* Begin Supplied material *
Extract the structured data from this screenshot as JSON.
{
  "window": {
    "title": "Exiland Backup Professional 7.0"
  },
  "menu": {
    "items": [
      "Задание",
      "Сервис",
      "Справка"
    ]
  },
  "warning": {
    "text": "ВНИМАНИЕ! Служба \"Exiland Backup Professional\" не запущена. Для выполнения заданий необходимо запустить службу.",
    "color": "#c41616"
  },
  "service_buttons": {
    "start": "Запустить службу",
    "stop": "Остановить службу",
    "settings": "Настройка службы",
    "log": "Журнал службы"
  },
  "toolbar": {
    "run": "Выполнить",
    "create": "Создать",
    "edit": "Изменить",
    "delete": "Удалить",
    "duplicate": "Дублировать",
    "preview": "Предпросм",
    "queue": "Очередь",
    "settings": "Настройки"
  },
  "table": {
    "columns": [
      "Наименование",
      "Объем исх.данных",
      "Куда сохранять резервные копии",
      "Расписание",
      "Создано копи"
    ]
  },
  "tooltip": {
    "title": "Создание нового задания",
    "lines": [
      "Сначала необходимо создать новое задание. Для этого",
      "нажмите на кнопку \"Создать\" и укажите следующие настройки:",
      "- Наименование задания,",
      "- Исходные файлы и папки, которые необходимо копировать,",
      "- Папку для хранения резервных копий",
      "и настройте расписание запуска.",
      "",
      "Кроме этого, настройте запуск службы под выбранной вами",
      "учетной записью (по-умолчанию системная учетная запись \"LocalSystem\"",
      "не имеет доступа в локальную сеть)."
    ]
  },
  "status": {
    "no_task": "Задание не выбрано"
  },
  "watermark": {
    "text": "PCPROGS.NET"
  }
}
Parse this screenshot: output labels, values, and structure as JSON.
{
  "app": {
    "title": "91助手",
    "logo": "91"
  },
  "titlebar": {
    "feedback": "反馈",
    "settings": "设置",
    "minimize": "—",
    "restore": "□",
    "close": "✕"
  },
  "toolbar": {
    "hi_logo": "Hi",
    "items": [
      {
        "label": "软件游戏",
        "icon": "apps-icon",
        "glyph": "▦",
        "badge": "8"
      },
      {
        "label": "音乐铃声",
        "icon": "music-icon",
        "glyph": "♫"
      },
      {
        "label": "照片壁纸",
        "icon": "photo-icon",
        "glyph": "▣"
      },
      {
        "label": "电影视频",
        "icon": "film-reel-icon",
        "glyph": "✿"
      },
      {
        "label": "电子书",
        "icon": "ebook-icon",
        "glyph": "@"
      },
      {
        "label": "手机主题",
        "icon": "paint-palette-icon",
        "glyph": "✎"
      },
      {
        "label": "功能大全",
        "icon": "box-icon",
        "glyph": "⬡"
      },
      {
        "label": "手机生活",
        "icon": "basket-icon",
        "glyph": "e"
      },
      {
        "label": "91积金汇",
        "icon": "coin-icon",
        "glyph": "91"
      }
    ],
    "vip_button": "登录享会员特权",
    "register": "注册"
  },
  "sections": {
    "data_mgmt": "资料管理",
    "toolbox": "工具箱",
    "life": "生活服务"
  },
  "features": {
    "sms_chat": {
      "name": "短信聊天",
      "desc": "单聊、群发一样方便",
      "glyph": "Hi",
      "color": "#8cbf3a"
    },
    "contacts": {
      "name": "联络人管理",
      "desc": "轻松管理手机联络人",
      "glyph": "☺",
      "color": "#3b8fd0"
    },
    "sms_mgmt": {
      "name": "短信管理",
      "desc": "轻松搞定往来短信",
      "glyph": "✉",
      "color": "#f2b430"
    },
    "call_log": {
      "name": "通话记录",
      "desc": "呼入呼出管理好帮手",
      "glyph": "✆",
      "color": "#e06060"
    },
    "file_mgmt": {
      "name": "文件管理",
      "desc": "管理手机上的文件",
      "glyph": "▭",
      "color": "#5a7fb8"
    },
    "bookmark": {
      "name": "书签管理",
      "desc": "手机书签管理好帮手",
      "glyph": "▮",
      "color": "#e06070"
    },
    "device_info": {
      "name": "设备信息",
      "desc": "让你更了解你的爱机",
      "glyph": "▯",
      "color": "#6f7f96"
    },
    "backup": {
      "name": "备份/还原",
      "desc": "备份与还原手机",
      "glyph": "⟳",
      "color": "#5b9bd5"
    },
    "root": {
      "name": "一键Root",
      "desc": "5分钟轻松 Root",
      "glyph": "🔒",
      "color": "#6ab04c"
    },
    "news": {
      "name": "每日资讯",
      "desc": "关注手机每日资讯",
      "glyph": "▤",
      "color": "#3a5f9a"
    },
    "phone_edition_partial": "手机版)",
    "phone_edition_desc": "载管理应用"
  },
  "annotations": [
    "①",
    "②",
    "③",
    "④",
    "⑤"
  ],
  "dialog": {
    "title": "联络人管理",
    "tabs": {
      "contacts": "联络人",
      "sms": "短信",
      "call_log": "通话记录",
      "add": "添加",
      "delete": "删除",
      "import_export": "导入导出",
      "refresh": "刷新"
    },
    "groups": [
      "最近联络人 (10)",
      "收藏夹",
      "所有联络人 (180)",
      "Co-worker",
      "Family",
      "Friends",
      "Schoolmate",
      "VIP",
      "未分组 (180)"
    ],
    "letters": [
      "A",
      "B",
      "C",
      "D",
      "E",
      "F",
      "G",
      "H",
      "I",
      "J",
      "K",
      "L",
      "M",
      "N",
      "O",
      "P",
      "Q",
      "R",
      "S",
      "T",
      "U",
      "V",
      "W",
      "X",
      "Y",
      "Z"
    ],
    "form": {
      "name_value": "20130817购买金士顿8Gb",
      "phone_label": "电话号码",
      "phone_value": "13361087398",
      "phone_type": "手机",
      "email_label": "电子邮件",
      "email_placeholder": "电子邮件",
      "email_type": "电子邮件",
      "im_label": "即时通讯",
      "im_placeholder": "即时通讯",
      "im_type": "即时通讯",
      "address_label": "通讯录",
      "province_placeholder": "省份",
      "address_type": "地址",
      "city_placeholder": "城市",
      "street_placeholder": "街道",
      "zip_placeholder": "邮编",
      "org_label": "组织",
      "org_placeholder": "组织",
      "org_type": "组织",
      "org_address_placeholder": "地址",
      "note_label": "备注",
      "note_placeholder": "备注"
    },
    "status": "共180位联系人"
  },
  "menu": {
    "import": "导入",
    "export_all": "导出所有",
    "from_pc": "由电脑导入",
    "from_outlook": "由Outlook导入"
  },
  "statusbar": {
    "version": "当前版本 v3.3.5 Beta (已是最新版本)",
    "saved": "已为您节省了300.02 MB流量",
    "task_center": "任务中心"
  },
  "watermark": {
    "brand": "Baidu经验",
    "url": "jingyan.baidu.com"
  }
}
* End Supplied material *
Aim »
From the listing above, copy every line that holds the string "Exiland".

Solution for this exercise »
    "title": "Exiland Backup Professional 7.0"
    "text": "ВНИМАНИЕ! Служба \"Exiland Backup Professional\" не запущена. Для выполнения заданий необходимо запустить службу.",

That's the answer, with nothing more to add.